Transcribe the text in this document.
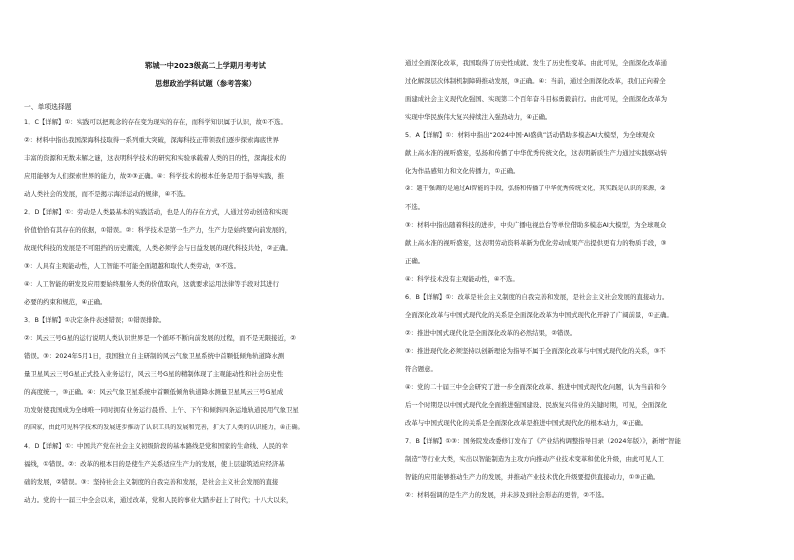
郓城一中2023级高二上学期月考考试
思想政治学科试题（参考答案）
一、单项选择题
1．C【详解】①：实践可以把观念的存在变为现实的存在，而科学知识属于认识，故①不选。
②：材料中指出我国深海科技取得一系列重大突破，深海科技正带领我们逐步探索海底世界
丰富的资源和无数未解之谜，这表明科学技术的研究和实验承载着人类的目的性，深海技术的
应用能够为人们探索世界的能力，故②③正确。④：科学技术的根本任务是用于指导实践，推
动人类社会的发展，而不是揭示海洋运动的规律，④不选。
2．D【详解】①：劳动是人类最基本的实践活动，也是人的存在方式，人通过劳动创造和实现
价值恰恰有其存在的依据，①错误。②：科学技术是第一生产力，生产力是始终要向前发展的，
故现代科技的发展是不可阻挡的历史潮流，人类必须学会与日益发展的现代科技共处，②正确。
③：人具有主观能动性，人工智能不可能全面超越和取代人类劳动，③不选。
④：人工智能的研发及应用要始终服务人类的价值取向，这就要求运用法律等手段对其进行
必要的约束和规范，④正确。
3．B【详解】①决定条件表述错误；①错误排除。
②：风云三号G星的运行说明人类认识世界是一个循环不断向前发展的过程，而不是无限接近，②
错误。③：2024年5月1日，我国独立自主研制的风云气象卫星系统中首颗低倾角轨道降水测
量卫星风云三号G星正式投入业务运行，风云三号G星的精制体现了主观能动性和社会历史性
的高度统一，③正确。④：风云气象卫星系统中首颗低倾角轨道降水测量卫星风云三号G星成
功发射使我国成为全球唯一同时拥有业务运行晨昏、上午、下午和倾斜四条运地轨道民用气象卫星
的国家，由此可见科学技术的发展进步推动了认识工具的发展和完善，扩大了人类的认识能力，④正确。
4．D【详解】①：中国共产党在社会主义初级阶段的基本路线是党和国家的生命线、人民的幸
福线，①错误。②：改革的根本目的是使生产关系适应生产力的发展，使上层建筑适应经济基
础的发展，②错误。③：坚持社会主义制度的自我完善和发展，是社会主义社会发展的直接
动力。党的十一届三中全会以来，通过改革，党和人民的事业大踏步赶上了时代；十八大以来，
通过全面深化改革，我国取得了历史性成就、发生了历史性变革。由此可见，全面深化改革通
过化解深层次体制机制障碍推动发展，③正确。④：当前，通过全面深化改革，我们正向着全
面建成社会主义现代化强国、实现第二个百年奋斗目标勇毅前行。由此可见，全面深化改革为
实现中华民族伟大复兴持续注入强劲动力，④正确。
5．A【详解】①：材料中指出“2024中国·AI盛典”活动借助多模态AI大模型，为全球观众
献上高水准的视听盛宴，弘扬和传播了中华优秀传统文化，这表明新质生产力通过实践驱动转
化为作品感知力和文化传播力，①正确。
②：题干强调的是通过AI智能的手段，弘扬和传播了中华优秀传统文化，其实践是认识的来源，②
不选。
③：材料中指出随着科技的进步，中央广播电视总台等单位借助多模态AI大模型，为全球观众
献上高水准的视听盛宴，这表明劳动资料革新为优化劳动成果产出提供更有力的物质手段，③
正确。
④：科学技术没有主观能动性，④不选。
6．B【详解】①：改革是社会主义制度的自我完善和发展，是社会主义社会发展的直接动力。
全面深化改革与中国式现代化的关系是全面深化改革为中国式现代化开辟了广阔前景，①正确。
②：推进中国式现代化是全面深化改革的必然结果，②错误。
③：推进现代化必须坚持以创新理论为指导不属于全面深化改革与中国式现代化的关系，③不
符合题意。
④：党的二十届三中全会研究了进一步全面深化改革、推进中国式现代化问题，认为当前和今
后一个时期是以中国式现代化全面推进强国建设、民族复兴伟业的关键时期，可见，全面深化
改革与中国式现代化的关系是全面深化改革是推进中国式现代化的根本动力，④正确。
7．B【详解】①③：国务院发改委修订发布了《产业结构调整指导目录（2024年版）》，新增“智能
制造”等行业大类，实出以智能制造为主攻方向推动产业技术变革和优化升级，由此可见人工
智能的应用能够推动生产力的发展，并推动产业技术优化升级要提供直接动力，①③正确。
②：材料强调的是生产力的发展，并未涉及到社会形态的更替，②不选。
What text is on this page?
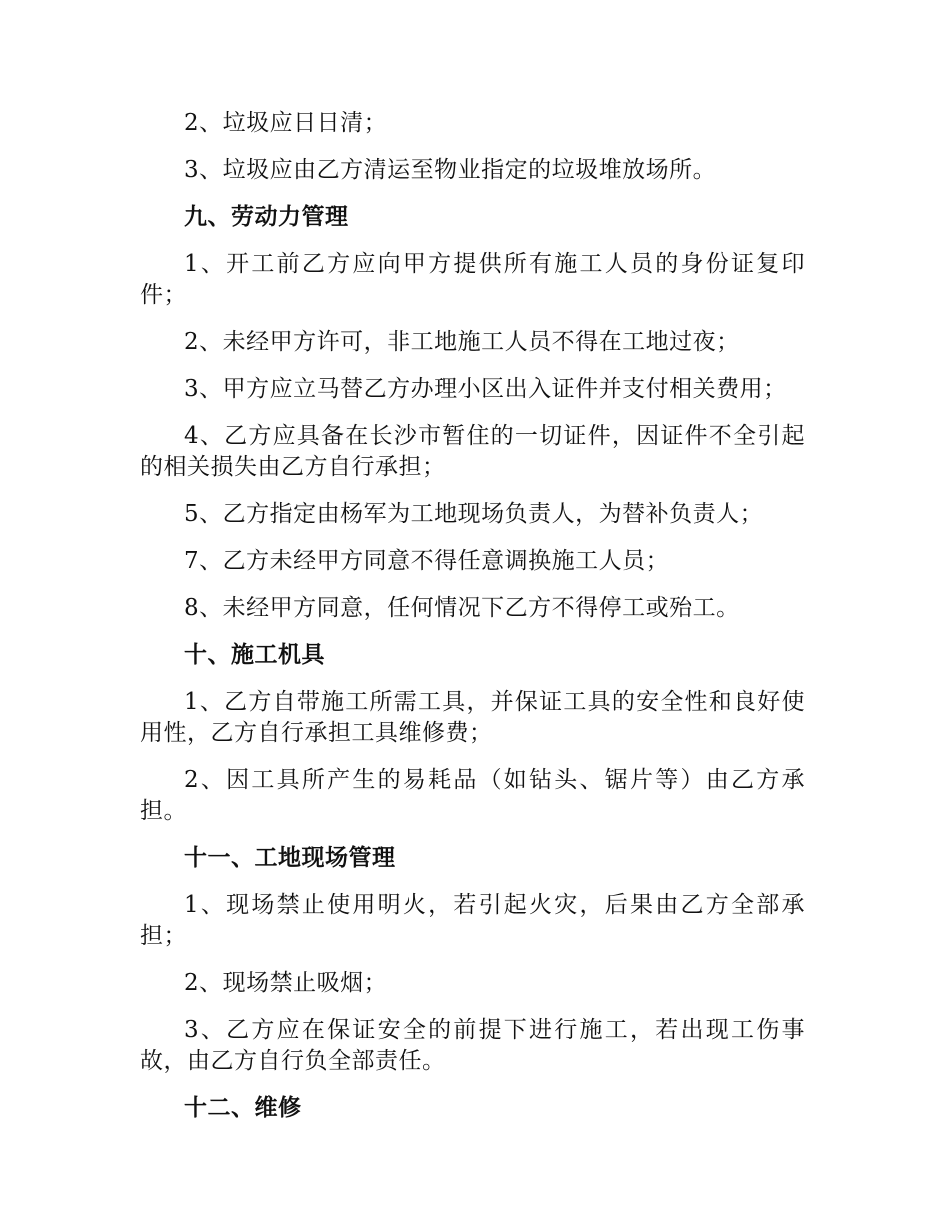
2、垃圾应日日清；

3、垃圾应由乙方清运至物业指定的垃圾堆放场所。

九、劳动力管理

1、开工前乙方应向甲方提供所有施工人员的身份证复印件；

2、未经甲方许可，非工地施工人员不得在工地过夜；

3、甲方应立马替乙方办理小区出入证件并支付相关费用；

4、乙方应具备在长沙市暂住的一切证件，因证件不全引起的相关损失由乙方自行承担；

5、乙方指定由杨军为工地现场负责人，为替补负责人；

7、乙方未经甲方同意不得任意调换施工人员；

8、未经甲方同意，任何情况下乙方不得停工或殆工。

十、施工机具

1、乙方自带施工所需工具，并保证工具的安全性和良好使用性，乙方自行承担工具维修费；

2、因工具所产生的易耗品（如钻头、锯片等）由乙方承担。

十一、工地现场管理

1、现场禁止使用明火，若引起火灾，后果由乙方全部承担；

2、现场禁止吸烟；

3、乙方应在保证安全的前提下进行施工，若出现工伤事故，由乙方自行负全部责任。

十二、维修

--------------------------------

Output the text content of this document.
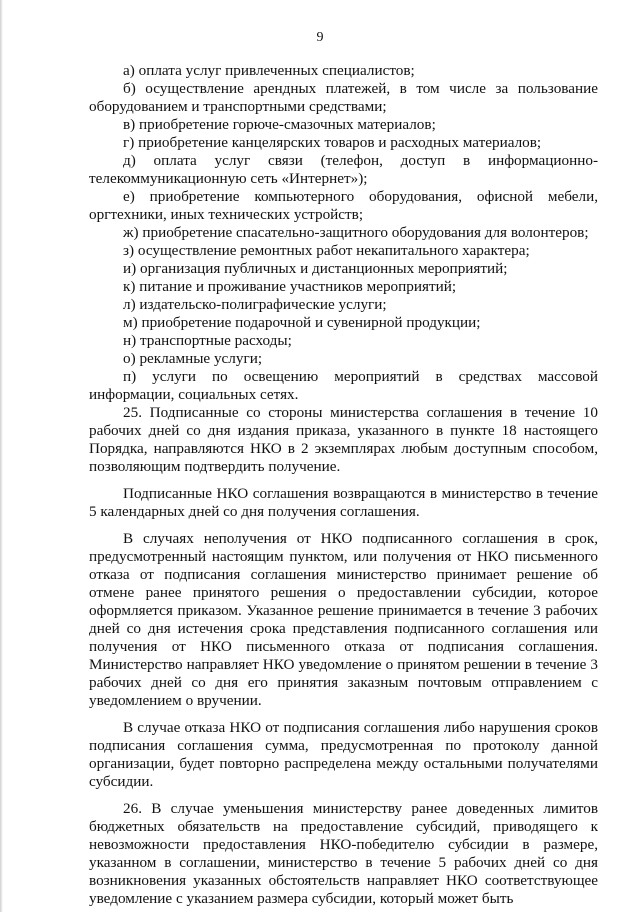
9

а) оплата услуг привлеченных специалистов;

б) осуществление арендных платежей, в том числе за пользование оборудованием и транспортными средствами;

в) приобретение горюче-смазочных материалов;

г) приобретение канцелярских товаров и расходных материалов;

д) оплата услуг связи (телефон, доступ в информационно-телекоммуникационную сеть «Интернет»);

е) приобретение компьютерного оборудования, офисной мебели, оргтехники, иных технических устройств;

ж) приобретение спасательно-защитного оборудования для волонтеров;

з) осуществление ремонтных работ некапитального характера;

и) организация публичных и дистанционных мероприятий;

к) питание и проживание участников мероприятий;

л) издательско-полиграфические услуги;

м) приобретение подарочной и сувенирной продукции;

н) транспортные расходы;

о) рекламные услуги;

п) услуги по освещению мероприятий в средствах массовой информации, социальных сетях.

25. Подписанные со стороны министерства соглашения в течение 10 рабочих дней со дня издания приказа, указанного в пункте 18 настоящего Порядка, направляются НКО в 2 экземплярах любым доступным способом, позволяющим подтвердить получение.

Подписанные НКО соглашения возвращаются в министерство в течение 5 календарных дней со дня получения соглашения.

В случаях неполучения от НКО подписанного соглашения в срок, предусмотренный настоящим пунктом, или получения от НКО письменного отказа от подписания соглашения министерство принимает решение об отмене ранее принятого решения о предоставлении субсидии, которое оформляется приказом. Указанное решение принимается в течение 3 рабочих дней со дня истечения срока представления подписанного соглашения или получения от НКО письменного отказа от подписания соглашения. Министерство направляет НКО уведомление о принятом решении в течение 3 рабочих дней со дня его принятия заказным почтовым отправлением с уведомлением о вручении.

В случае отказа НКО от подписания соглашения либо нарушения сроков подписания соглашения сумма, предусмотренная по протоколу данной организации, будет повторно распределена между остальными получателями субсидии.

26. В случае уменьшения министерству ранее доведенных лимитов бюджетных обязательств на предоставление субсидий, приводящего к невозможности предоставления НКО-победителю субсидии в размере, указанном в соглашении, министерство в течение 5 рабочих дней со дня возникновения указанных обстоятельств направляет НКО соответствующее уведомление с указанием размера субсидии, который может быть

--------------------------------

Each line in the data that holds the string "получения" should be found and copied.

Подписанные НКО соглашения возвращаются в министерство в течение 5 календарных дней со дня получения соглашения.
В случаях неполучения от НКО подписанного соглашения в срок, предусмотренный настоящим пунктом, или получения от НКО письменного отказа от подписания соглашения министерство принимает решение об отмене ранее принятого решения о предоставлении субсидии, которое оформляется приказом. Указанное решение принимается в течение 3 рабочих дней со дня истечения срока представления подписанного соглашения или получения от НКО письменного отказа от подписания соглашения. Министерство направляет НКО уведомление о принятом решении в течение 3 рабочих дней со дня его принятия заказным почтовым отправлением с уведомлением о вручении.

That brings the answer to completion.